* Task material:
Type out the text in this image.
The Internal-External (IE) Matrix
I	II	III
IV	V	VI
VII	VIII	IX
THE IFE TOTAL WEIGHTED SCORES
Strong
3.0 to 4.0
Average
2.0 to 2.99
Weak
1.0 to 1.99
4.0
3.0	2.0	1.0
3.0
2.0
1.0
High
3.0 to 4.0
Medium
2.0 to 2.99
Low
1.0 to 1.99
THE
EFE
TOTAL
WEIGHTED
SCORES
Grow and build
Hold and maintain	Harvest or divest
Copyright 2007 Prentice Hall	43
* * *
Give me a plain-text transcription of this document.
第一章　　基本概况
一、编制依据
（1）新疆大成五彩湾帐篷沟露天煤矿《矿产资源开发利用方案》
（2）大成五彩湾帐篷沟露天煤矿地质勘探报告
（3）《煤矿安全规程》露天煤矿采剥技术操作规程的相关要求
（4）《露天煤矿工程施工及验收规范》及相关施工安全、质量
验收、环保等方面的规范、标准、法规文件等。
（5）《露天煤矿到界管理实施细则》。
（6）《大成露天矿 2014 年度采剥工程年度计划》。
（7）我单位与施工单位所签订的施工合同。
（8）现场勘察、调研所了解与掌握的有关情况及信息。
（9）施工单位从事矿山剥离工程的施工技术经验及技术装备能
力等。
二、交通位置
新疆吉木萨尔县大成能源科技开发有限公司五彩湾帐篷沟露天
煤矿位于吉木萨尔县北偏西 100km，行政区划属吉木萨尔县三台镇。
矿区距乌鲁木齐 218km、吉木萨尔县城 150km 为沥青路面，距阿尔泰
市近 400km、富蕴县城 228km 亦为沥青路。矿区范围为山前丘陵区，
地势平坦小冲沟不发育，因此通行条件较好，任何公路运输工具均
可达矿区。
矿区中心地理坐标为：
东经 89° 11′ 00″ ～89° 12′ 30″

* What you will do: Show every line of the listing in which the string "TOTAL" can be found.

* Exercise answer:
THE IFE TOTAL WEIGHTED SCORES
TOTAL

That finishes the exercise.